== What you should do ==
Copy each line that has the string "미환급액" somewhere in it.

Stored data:
↓↓↓

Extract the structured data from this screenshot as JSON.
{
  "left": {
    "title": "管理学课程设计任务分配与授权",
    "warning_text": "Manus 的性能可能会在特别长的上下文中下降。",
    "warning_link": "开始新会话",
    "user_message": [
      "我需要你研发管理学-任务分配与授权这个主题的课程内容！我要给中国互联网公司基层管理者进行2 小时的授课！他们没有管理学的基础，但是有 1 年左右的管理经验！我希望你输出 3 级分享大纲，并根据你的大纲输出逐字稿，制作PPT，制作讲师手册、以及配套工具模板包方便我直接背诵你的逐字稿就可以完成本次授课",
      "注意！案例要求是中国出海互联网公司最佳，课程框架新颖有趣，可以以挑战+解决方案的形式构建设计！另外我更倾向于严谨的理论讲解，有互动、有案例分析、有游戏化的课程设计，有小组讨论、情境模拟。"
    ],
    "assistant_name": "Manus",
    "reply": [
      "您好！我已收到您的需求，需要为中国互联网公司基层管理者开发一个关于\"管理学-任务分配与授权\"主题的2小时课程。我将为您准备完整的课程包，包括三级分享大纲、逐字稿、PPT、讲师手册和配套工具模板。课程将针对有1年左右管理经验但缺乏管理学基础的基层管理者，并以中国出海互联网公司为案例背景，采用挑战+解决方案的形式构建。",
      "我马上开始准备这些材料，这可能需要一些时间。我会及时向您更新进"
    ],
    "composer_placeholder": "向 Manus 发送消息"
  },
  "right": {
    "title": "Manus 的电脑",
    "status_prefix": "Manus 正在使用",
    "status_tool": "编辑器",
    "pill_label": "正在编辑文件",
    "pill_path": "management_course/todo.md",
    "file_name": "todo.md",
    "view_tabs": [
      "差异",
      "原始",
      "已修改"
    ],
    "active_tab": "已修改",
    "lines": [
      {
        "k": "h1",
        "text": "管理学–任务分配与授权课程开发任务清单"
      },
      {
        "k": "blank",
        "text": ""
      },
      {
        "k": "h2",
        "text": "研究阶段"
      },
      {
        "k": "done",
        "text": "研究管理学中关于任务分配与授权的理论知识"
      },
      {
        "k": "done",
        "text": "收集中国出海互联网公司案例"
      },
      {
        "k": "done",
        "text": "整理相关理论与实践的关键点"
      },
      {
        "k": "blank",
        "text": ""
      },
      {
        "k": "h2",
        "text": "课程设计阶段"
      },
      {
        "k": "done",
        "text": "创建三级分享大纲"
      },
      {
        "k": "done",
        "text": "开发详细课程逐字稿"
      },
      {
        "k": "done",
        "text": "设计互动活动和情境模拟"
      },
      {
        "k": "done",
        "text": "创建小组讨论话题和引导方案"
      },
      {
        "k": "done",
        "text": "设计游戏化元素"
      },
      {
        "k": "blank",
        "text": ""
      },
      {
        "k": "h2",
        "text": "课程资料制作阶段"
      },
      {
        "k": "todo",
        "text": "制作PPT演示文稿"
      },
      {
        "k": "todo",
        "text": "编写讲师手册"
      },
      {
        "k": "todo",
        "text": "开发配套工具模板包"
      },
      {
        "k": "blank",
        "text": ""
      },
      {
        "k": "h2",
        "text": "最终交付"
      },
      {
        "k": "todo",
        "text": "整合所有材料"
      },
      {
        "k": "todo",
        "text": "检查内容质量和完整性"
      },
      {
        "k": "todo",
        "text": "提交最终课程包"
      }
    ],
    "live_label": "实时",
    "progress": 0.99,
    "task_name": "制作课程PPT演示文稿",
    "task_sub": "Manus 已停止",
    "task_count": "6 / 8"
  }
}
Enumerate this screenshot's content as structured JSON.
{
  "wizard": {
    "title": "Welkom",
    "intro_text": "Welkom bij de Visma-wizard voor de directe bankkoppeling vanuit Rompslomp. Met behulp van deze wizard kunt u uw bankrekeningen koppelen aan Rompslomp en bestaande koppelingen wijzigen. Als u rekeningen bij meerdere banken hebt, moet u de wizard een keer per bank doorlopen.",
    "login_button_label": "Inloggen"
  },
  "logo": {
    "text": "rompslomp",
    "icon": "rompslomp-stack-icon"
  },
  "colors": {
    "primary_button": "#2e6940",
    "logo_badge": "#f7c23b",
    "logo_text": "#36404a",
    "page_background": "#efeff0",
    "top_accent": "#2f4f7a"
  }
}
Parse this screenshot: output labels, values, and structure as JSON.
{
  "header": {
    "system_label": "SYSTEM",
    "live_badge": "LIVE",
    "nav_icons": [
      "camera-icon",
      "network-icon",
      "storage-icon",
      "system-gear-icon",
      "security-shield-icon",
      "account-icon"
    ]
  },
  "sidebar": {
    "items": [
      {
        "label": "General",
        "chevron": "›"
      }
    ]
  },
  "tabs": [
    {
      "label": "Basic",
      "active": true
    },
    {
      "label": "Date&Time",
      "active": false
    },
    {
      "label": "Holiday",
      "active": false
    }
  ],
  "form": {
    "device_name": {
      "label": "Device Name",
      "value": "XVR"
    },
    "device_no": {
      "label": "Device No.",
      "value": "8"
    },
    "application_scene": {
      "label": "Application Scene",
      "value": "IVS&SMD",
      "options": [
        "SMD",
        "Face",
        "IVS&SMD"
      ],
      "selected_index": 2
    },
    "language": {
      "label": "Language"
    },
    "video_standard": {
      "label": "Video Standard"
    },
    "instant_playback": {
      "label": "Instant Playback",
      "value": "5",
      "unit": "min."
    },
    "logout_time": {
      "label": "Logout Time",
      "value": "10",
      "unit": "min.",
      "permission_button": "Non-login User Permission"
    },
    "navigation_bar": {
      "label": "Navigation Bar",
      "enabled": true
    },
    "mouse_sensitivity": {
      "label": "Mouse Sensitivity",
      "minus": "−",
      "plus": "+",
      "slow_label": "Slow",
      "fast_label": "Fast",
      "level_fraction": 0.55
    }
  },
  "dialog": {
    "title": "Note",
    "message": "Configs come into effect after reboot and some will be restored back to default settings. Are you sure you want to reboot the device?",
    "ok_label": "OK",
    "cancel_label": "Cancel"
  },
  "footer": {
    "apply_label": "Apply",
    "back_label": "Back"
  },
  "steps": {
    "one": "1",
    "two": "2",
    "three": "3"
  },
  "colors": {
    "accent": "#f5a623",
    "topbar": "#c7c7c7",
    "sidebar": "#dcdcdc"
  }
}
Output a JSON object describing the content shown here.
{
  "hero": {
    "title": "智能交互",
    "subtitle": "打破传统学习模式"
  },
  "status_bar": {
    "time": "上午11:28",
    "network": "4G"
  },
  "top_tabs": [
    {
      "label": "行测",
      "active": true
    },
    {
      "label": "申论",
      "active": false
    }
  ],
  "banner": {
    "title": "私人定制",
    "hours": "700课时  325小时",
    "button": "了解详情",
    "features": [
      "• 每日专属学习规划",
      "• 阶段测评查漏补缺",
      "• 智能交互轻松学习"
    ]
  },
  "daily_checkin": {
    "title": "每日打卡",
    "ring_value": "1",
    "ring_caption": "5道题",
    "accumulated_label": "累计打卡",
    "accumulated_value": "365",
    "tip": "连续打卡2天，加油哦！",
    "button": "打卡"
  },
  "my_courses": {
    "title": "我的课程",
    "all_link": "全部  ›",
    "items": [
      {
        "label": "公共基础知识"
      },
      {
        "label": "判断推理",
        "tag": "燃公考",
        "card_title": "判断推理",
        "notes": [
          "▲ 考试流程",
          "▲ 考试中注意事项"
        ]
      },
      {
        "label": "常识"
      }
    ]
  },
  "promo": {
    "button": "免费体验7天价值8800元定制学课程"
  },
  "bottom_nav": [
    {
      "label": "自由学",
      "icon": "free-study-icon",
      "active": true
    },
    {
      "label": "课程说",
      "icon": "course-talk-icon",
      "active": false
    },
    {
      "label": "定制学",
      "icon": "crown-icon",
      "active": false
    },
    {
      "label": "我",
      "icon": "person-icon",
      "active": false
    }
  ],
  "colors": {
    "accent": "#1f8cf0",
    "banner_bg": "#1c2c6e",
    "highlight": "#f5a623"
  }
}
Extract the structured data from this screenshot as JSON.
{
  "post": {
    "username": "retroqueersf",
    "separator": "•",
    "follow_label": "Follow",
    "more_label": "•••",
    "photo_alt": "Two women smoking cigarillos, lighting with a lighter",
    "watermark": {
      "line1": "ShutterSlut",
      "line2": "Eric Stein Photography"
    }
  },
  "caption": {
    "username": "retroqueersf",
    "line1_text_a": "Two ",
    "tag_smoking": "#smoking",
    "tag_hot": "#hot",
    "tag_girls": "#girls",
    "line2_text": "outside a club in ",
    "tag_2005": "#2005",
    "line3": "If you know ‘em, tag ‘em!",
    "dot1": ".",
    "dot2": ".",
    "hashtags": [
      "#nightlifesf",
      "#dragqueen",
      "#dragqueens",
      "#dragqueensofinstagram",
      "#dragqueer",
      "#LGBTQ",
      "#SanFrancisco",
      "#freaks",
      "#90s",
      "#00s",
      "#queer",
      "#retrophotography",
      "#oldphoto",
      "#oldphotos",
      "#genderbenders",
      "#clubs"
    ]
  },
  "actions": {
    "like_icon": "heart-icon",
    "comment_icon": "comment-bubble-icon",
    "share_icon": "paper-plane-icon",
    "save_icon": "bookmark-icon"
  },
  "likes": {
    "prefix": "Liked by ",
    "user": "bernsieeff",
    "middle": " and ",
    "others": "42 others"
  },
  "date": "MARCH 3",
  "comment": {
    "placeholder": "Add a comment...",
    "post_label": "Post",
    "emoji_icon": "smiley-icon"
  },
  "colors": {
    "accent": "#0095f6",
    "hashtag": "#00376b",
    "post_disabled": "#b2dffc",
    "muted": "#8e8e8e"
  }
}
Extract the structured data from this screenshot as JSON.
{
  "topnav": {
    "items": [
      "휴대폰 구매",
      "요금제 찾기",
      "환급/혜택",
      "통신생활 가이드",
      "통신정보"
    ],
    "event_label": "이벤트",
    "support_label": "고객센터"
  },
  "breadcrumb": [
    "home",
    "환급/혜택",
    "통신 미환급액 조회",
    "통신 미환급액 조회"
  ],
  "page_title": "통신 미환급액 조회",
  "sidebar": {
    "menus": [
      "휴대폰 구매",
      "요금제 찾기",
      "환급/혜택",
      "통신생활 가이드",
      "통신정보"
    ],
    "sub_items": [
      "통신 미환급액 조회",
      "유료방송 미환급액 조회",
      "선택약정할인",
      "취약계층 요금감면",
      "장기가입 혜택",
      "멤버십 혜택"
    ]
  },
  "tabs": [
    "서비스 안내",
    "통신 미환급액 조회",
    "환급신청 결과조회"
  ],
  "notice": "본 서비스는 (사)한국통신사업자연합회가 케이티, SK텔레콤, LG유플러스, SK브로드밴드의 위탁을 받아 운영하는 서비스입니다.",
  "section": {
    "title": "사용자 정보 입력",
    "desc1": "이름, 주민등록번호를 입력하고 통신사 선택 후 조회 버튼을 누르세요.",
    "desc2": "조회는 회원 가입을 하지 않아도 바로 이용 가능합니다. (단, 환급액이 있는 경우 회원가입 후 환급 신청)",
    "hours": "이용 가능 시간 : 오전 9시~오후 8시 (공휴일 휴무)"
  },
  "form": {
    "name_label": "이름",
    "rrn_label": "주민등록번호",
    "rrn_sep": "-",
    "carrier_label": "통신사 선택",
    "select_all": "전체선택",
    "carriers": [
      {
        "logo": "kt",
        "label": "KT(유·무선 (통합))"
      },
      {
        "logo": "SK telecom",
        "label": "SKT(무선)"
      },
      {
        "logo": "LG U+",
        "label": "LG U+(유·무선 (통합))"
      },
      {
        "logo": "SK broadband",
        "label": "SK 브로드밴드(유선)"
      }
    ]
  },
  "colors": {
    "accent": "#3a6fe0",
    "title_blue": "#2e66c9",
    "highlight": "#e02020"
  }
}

↑↑↑

== Complete output ==
    "통신 미환급액 조회",
    "통신 미환급액 조회"
  "page_title": "통신 미환급액 조회",
      "통신 미환급액 조회",
      "유료방송 미환급액 조회",
    "통신 미환급액 조회",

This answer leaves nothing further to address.